**WRITTEN REQUEST**
What lines of the data hold the string "厚度公差"? Pull each one out.

**ENTRIES SUPPLIED**
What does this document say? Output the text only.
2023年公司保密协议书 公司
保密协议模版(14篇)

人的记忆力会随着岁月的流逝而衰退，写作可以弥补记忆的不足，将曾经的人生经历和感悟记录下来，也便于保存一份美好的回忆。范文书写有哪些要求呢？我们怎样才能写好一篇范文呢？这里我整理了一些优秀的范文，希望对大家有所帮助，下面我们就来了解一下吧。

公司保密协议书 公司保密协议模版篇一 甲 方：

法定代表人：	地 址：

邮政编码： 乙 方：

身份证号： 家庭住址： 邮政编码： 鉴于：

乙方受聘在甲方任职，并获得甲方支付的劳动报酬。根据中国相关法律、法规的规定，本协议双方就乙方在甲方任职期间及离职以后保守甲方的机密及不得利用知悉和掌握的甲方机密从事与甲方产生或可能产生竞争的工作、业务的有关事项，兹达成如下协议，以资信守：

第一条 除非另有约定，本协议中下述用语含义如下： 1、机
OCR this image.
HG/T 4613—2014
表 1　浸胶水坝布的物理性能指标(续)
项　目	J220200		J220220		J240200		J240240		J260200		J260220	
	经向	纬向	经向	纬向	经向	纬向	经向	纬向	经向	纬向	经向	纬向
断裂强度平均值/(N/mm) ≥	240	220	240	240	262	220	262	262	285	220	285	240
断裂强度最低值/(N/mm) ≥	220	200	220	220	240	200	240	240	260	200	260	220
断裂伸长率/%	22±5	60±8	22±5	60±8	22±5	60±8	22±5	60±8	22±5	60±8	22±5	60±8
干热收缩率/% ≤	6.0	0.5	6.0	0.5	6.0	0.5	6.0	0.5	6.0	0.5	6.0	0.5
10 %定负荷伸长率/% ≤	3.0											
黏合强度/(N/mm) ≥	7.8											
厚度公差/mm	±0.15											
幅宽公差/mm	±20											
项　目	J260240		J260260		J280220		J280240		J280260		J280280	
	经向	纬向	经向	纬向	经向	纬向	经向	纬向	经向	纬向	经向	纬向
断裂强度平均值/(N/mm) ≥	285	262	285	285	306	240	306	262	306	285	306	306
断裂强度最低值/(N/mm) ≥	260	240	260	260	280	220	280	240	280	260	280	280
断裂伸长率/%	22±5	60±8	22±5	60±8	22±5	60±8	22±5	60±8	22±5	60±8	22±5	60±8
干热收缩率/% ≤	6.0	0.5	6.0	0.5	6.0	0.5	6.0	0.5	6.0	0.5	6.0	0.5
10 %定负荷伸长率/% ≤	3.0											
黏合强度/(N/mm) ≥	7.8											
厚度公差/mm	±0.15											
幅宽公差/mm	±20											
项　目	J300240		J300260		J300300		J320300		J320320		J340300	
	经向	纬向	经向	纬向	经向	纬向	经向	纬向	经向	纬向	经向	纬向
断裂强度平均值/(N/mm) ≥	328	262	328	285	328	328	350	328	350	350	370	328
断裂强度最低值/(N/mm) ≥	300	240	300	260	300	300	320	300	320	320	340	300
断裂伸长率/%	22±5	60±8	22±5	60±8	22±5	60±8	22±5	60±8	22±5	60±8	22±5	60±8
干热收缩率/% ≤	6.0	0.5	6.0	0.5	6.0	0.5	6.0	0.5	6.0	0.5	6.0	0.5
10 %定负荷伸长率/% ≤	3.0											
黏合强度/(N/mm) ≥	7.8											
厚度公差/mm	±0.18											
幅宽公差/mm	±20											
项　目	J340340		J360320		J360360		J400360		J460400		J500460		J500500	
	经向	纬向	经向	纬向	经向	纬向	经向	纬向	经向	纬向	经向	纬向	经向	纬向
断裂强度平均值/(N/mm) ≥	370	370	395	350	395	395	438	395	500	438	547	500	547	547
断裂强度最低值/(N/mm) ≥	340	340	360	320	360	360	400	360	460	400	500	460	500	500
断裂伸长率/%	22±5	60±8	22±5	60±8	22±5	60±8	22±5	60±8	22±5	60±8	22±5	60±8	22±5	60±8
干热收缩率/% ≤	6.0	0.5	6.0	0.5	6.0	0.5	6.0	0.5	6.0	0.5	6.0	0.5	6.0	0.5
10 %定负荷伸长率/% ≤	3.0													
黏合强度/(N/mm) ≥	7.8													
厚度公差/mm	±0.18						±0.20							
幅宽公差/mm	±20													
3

**RESULT OF THE TASK**
厚度公差/mm	±0.15											
厚度公差/mm	±0.15											
厚度公差/mm	±0.18											
厚度公差/mm	±0.18						±0.20							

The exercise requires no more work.